_Saved entries_
----

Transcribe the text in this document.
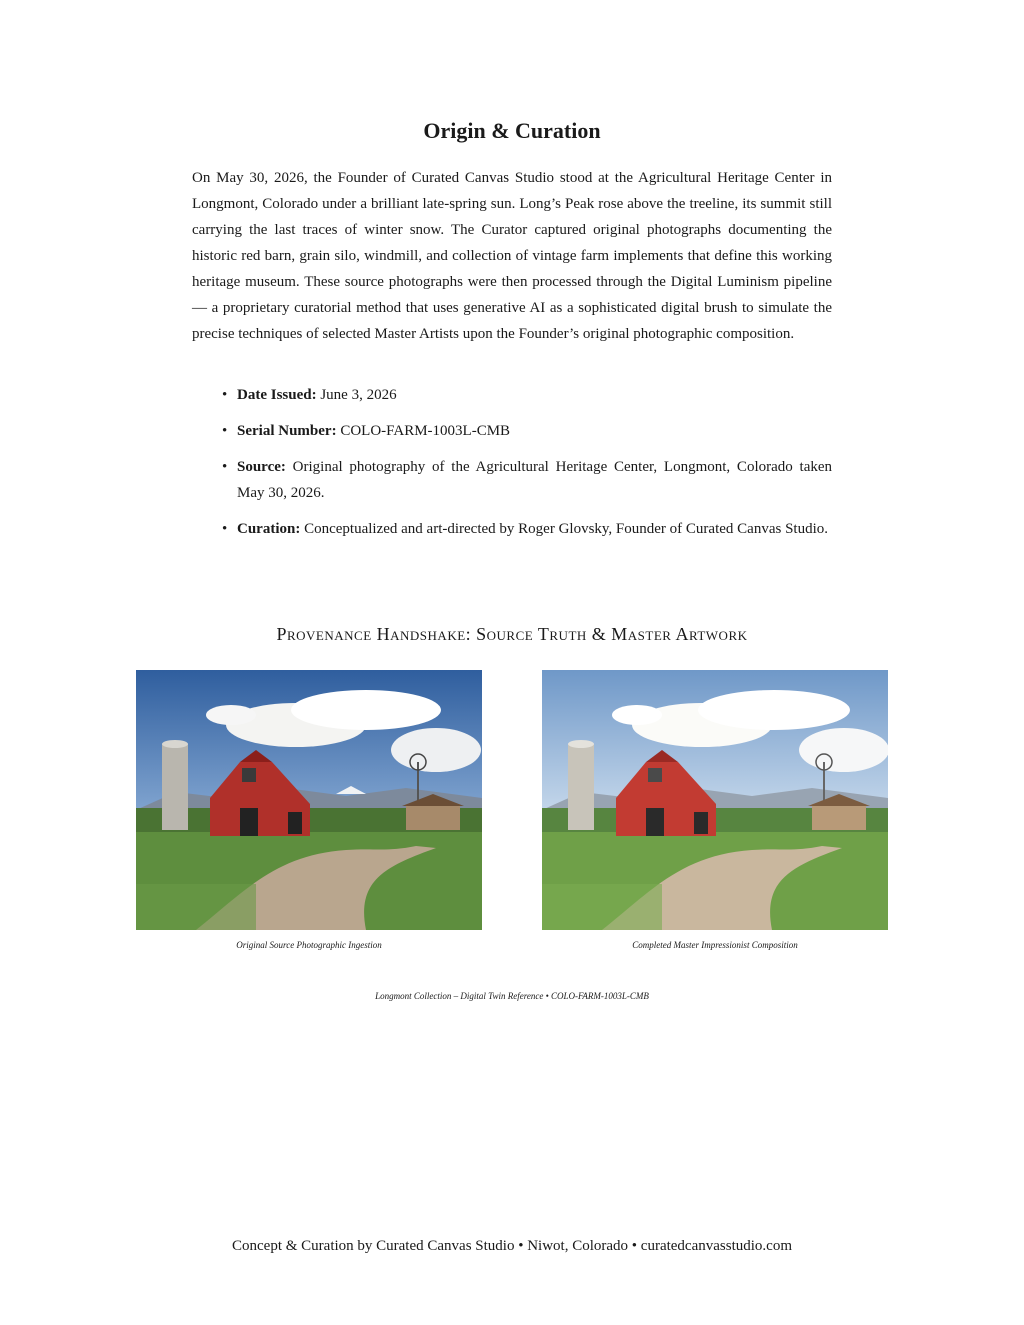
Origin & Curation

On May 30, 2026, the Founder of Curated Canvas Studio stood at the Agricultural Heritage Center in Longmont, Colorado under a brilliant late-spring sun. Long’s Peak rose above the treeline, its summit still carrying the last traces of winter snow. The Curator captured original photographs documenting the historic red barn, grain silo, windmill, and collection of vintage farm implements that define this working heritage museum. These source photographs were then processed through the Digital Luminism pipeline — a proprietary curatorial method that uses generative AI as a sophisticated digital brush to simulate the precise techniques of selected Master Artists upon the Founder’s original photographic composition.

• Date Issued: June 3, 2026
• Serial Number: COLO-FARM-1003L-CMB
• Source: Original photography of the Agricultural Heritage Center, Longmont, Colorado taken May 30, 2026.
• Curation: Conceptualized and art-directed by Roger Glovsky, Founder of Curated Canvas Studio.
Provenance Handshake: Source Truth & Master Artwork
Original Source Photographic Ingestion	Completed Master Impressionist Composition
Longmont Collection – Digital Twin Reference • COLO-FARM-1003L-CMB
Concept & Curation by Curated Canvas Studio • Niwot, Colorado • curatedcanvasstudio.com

----

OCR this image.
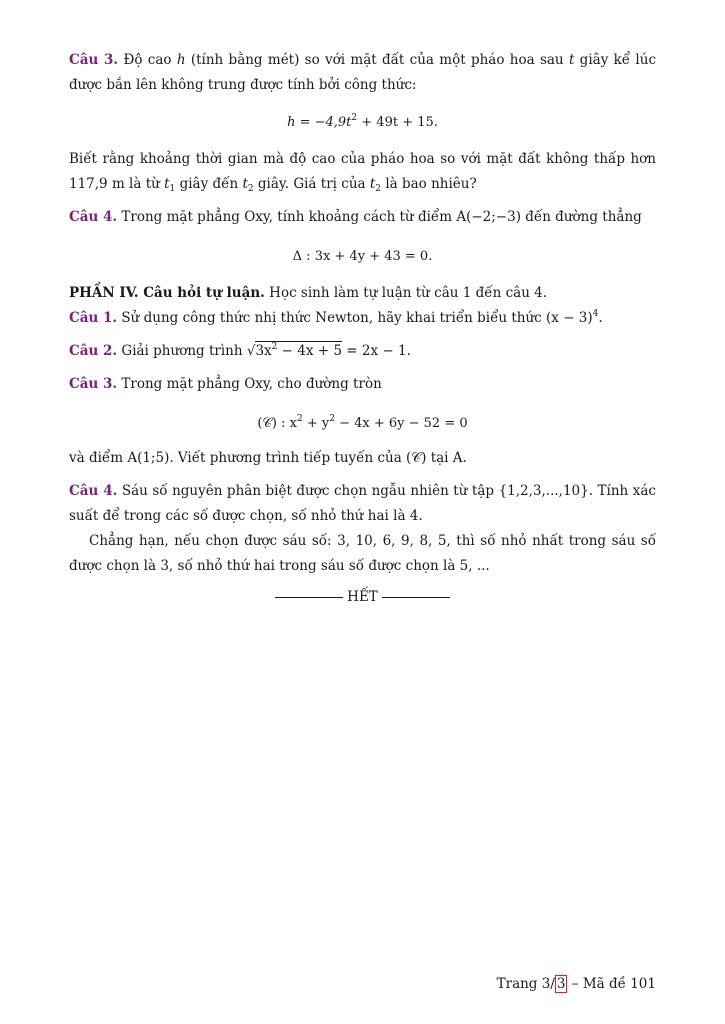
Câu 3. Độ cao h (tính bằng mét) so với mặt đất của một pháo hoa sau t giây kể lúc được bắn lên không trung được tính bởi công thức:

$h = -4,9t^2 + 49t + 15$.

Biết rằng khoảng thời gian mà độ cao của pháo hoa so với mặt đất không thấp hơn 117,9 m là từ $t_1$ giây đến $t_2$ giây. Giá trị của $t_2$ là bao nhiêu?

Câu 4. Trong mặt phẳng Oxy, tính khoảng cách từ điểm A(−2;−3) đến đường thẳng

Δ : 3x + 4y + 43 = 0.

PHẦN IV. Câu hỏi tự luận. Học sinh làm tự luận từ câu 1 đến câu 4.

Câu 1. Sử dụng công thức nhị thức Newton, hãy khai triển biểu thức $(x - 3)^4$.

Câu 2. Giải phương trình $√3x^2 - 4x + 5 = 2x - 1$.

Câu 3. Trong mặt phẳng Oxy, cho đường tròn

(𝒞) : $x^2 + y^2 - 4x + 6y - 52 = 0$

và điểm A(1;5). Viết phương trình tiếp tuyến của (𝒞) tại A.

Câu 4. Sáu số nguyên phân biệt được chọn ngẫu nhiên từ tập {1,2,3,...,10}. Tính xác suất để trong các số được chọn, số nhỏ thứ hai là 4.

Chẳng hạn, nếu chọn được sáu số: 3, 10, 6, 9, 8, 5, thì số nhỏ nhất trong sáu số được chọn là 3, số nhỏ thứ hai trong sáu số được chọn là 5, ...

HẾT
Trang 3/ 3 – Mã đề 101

----

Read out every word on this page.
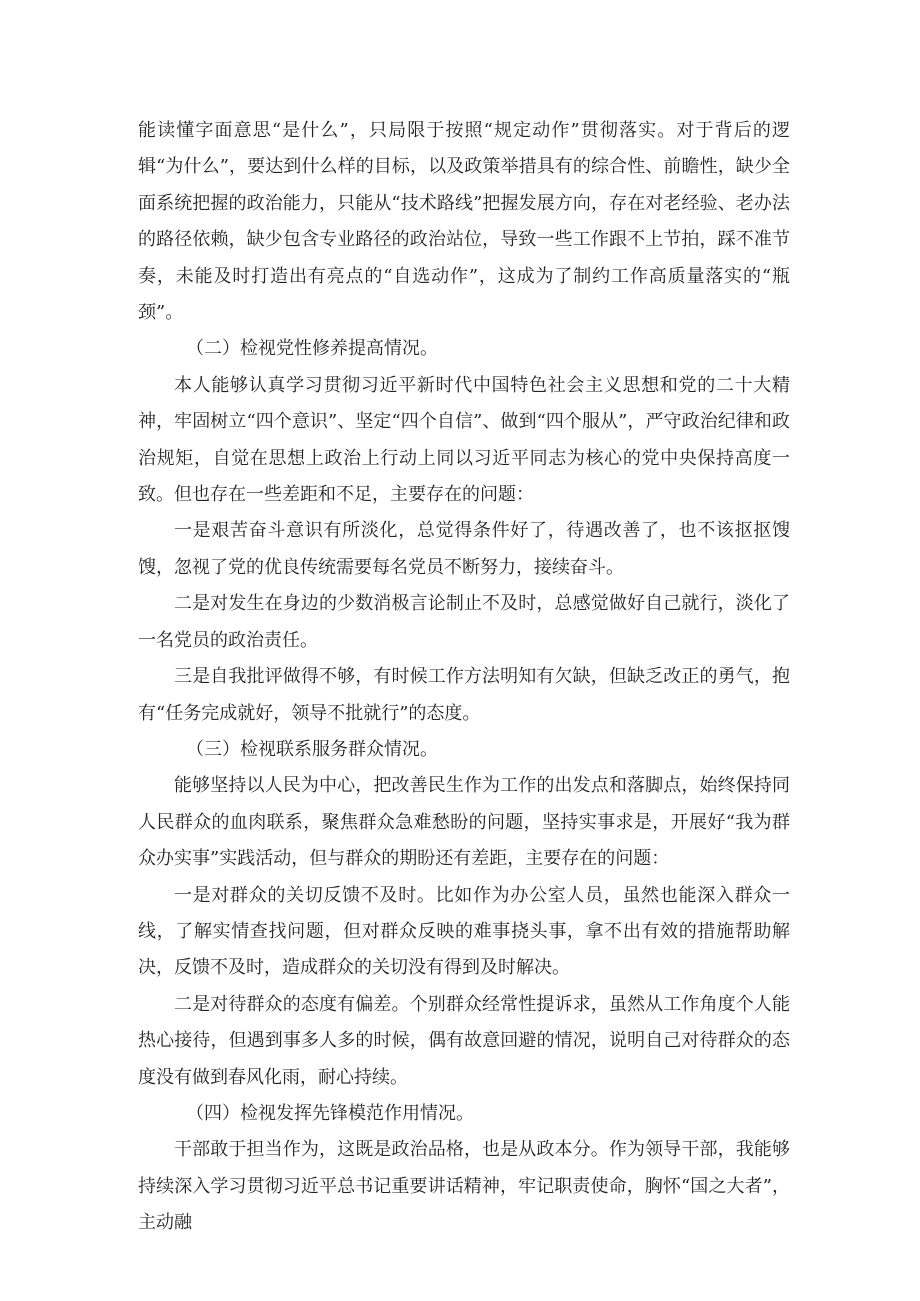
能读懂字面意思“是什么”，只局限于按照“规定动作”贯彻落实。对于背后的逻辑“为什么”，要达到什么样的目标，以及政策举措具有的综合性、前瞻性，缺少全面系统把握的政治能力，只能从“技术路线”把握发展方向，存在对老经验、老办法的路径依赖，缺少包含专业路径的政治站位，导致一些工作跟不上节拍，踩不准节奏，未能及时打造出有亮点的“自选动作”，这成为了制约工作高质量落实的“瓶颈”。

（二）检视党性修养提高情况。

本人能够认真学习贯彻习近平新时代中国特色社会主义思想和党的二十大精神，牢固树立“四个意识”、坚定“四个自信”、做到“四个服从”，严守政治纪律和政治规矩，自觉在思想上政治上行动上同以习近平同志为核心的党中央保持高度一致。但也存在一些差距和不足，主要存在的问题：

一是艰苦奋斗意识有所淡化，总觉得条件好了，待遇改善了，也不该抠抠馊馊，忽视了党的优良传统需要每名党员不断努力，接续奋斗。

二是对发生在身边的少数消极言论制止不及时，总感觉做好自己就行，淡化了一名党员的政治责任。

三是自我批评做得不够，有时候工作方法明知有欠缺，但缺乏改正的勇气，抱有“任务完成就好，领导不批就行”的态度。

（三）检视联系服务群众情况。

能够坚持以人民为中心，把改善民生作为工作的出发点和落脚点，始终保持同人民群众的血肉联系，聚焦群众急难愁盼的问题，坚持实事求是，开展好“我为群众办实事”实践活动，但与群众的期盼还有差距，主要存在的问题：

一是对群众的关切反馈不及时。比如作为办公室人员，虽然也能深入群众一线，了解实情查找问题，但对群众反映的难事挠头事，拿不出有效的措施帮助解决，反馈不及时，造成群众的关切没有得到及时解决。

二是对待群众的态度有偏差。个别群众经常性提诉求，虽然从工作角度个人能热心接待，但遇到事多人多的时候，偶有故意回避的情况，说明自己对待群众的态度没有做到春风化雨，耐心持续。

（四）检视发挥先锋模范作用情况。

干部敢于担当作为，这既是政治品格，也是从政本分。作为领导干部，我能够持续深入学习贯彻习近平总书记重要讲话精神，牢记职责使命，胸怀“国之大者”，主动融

----

_Your goal_
Say how many lines contain "điểm", and give nothing but that number.

_Complete response_
2